**The task:** Identify each line below containing the string "青橙索玛班" and copy it.

=-=-=-=-=

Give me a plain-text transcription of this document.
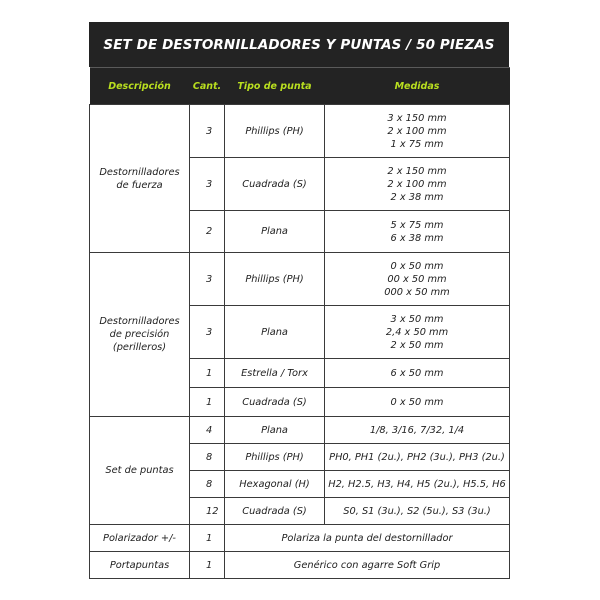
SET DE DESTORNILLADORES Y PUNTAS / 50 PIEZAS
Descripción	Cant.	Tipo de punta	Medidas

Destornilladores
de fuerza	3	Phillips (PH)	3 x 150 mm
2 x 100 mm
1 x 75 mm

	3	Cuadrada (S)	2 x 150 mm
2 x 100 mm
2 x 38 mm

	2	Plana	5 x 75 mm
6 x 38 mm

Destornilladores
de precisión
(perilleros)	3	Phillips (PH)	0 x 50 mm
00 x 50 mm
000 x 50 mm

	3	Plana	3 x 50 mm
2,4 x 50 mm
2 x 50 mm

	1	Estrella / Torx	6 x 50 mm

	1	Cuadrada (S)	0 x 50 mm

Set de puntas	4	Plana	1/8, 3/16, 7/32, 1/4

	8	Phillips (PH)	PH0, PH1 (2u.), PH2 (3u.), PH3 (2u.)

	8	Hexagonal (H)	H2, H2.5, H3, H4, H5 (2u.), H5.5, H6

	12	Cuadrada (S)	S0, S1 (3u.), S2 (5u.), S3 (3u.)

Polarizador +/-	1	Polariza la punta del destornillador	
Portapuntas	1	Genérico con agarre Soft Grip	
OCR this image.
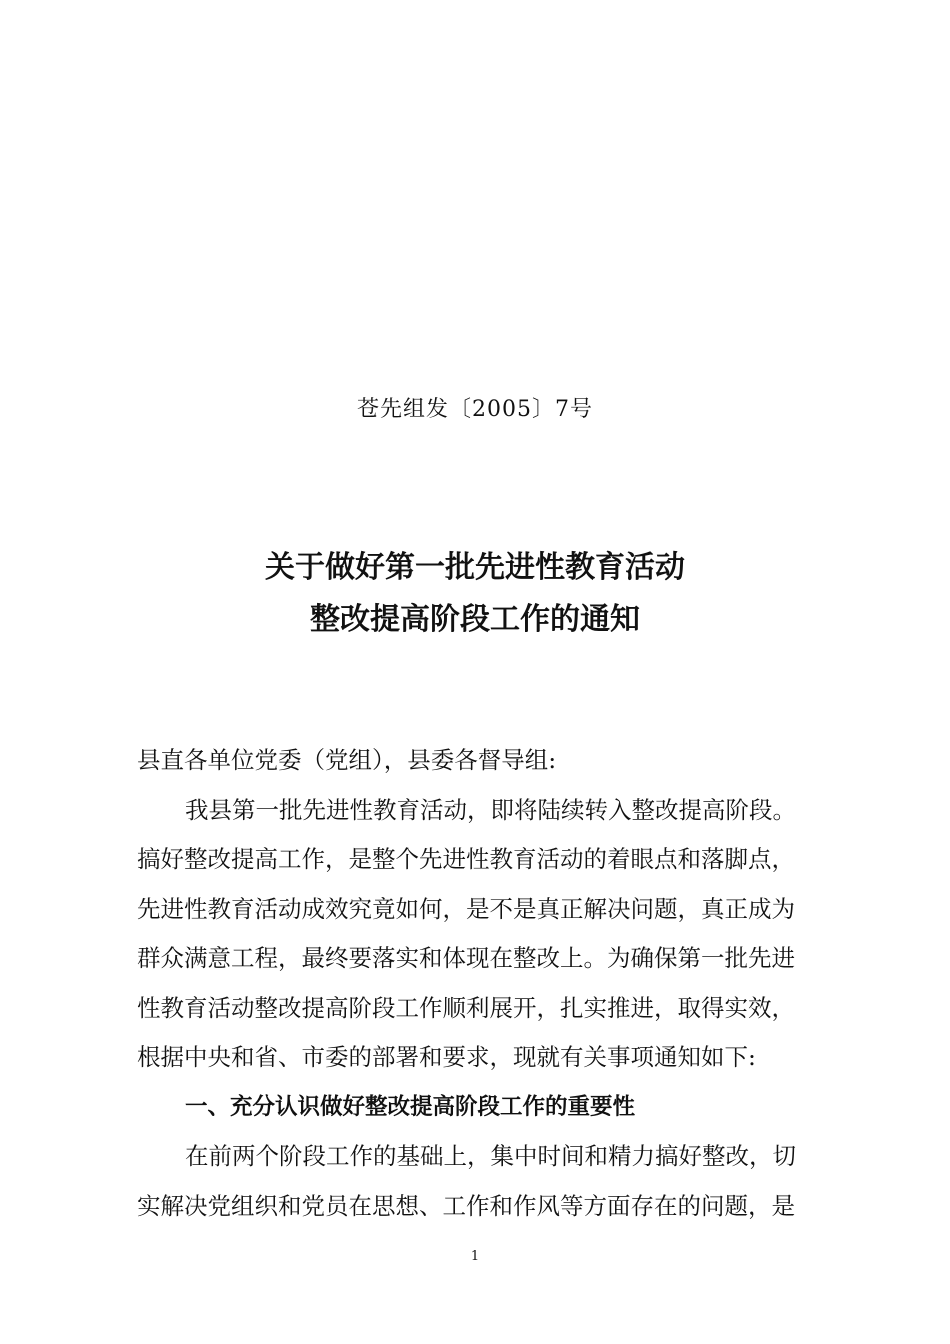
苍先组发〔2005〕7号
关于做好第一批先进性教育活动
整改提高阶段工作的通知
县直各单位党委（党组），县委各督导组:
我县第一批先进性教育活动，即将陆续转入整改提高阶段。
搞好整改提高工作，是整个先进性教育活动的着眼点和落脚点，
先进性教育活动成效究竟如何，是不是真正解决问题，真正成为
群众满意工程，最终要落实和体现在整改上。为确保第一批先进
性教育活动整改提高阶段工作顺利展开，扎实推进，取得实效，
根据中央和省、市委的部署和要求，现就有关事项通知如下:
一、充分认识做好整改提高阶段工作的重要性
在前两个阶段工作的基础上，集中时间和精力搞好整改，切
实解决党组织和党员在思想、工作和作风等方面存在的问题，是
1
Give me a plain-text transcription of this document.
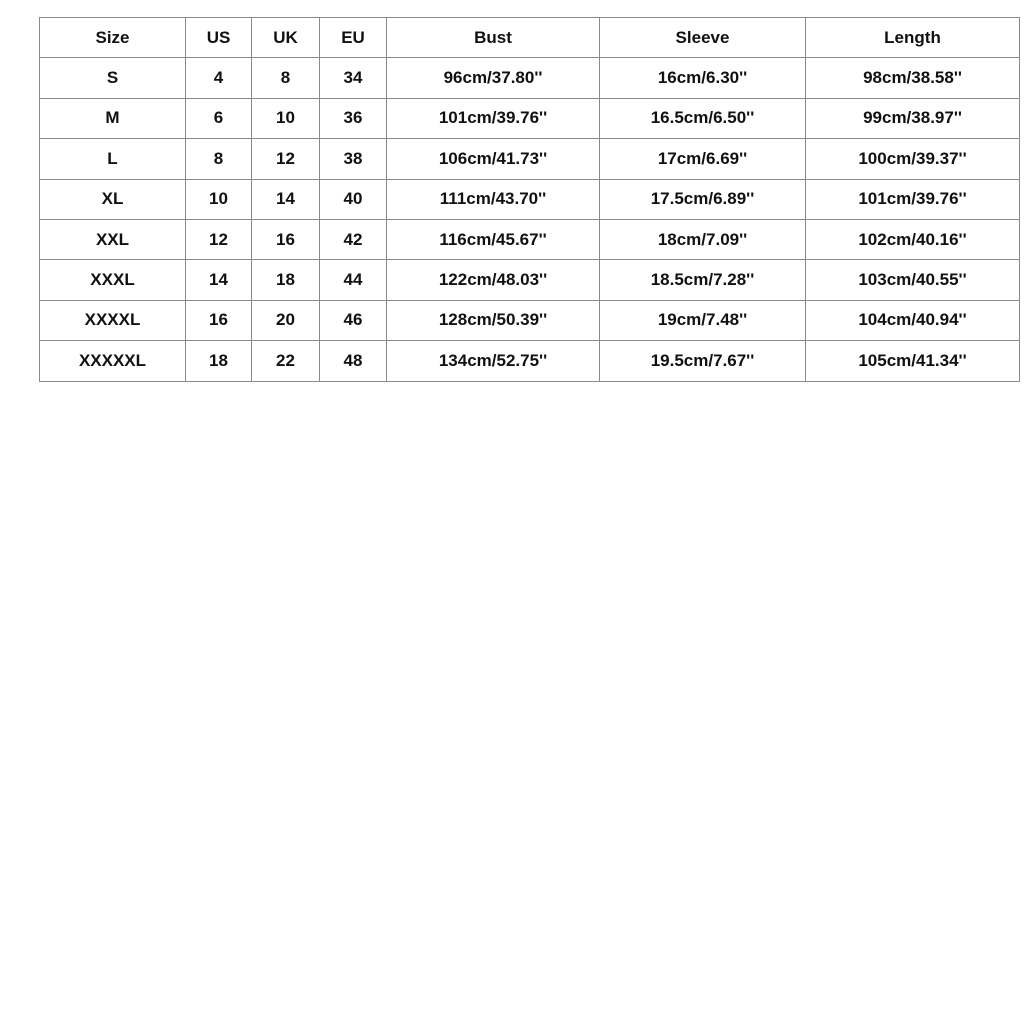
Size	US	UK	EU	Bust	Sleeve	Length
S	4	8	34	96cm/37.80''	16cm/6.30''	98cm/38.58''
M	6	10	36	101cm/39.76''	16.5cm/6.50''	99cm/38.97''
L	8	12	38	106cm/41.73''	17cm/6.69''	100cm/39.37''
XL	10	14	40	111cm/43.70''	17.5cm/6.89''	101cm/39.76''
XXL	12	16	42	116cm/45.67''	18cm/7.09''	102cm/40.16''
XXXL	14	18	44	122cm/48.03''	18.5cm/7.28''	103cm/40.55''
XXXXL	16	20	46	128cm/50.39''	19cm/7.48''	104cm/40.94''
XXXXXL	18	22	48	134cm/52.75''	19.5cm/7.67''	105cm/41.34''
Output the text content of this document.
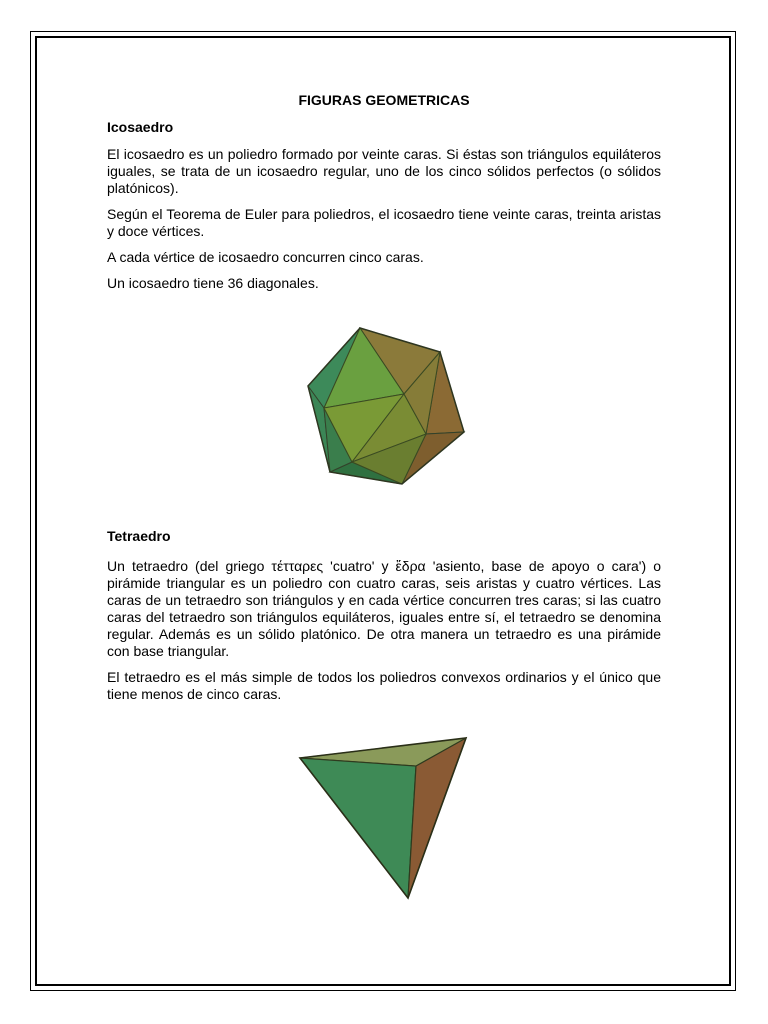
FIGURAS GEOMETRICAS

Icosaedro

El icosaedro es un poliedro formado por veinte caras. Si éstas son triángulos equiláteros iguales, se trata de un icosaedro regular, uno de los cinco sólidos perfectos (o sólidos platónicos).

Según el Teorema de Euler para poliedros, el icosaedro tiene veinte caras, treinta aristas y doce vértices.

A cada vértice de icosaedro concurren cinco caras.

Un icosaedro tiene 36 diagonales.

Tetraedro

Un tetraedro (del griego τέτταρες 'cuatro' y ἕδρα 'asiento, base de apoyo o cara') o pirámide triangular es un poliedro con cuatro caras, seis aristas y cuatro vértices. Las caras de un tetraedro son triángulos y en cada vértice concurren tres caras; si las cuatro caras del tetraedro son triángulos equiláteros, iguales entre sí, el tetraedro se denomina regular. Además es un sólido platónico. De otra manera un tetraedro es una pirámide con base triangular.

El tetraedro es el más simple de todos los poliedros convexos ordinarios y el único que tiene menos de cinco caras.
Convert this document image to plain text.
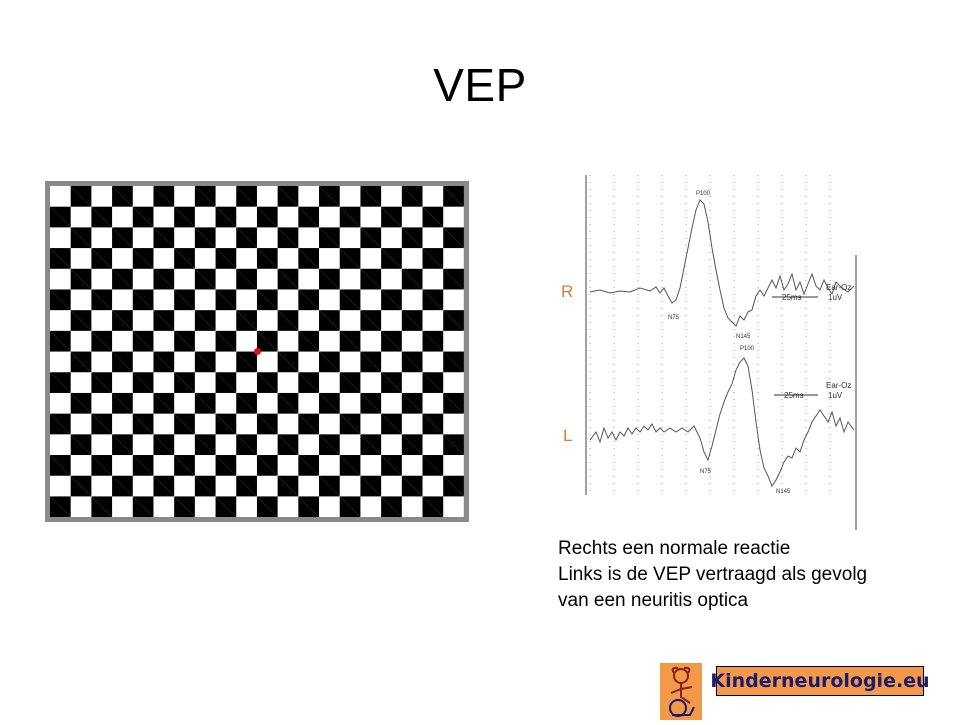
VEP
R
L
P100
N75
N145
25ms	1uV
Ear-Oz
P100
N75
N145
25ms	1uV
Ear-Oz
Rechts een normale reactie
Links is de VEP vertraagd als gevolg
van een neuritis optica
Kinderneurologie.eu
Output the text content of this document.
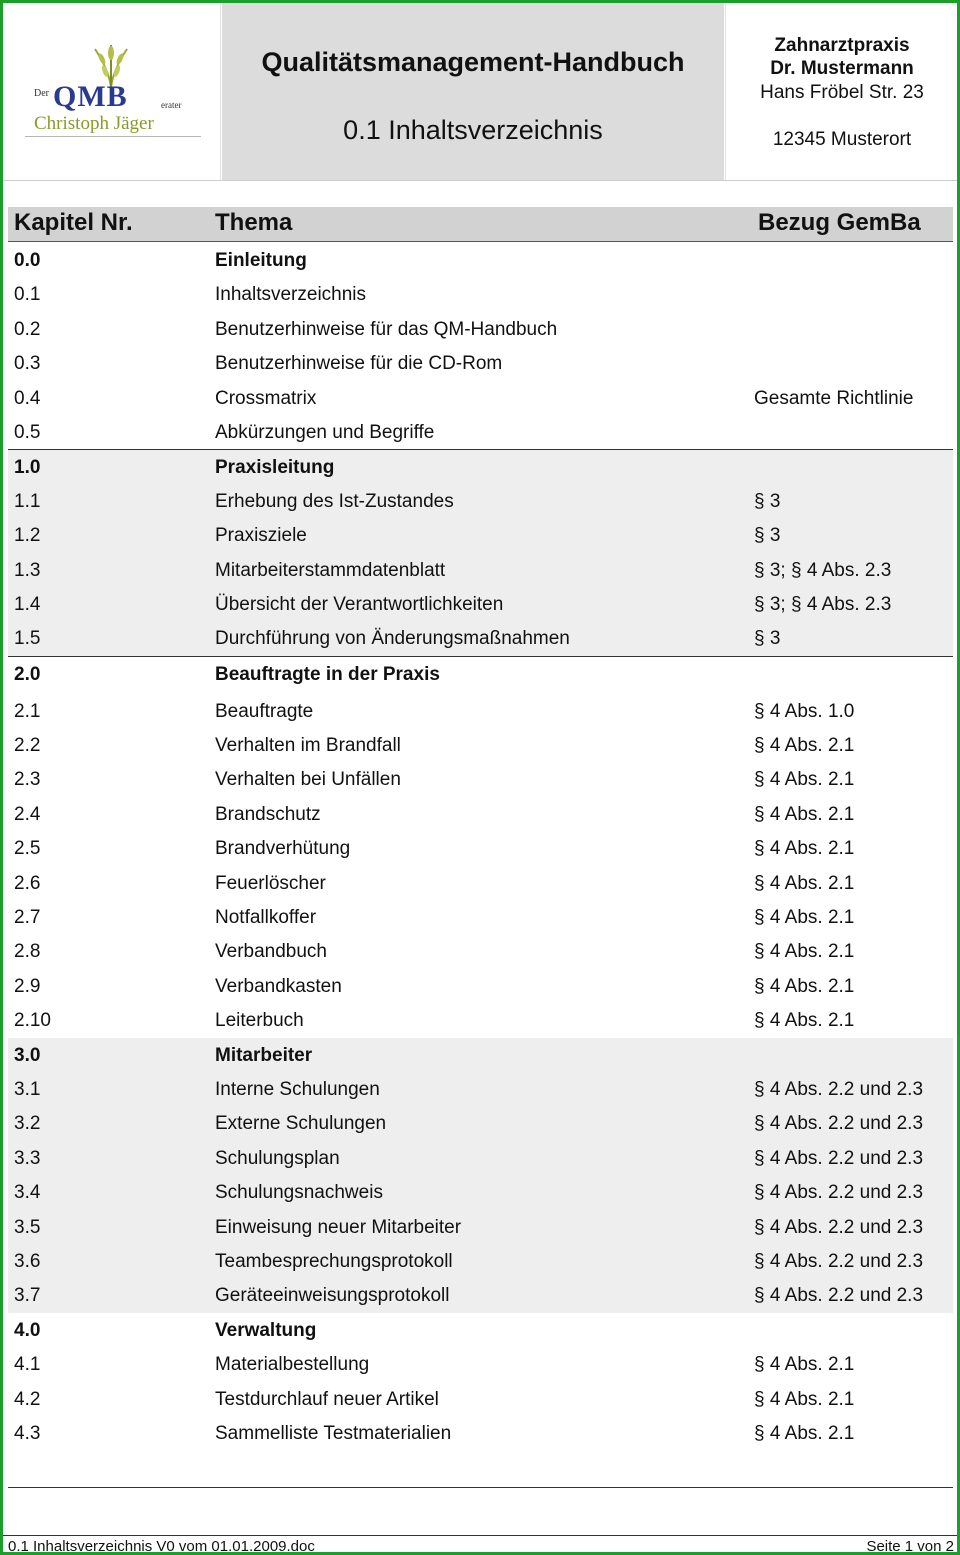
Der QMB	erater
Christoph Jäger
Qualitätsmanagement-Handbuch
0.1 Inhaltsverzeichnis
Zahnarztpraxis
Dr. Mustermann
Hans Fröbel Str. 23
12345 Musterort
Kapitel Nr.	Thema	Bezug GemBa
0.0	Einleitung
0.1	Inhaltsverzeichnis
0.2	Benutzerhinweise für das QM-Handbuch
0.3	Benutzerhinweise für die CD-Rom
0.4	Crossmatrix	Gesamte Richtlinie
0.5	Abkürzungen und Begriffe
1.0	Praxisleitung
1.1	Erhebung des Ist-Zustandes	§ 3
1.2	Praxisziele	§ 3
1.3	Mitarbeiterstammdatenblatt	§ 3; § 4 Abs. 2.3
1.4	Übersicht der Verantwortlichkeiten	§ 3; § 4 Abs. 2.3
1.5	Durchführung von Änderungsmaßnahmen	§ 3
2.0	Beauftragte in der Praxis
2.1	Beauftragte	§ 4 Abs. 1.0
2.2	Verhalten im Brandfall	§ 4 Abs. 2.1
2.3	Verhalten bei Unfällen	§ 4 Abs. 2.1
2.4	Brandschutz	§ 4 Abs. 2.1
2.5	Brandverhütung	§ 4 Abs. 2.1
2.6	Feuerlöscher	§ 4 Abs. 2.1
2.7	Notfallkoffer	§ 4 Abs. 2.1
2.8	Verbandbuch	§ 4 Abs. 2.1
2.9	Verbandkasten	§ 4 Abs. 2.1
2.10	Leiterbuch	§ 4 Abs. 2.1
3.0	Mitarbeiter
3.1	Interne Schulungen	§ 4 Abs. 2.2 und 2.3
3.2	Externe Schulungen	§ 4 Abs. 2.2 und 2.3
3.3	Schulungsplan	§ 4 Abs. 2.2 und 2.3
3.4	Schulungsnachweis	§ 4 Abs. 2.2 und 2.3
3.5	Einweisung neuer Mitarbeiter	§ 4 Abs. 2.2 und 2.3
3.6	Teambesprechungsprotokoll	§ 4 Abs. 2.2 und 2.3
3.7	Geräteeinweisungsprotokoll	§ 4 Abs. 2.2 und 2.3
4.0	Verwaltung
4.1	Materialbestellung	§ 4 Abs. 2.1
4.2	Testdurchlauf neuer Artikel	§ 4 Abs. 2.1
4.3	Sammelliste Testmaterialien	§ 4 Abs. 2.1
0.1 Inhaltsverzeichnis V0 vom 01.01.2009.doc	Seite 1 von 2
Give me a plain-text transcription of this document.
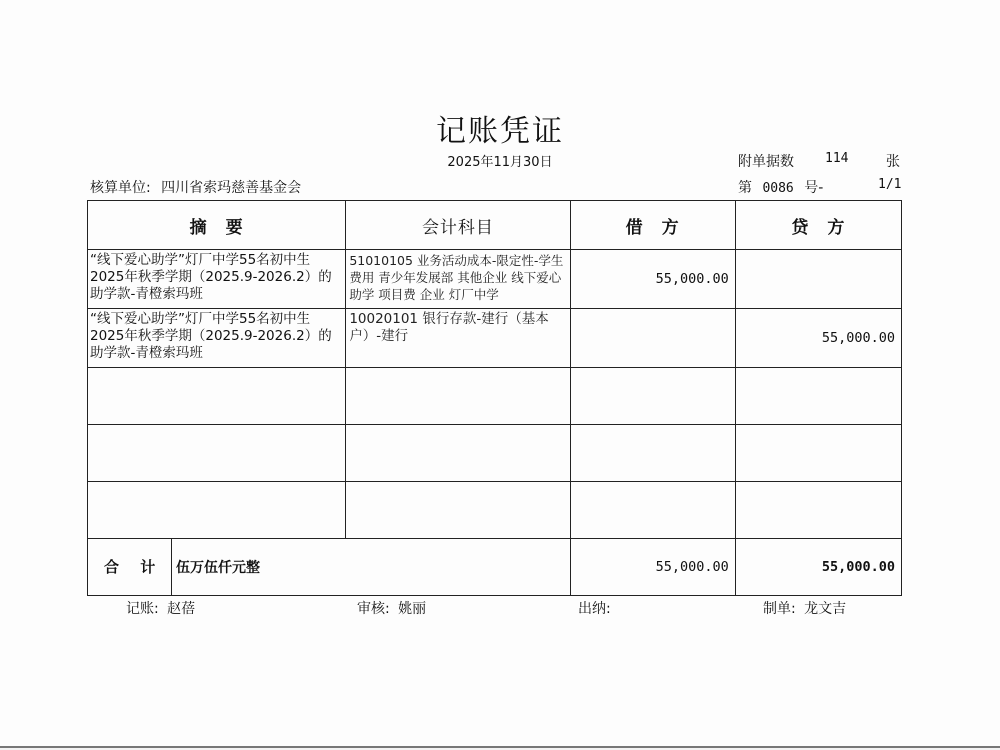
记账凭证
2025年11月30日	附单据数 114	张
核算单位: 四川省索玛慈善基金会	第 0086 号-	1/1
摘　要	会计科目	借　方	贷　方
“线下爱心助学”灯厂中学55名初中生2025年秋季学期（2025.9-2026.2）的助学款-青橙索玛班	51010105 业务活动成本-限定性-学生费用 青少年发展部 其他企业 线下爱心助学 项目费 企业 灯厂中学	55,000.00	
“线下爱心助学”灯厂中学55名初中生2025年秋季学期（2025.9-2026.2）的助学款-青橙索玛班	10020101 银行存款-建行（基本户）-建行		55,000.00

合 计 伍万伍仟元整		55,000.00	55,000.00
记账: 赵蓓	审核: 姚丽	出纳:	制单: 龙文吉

=-=-=-=-=

**Answer for this exercise:**
“线下爱心助学”灯厂中学55名初中生2025年秋季学期（2025.9-2026.2）的助学款-青橙索玛班	51010105 业务活动成本-限定性-学生费用 青少年发展部 其他企业 线下爱心助学 项目费 企业 灯厂中学	55,000.00	
“线下爱心助学”灯厂中学55名初中生2025年秋季学期（2025.9-2026.2）的助学款-青橙索玛班	10020101 银行存款-建行（基本户）-建行		55,000.00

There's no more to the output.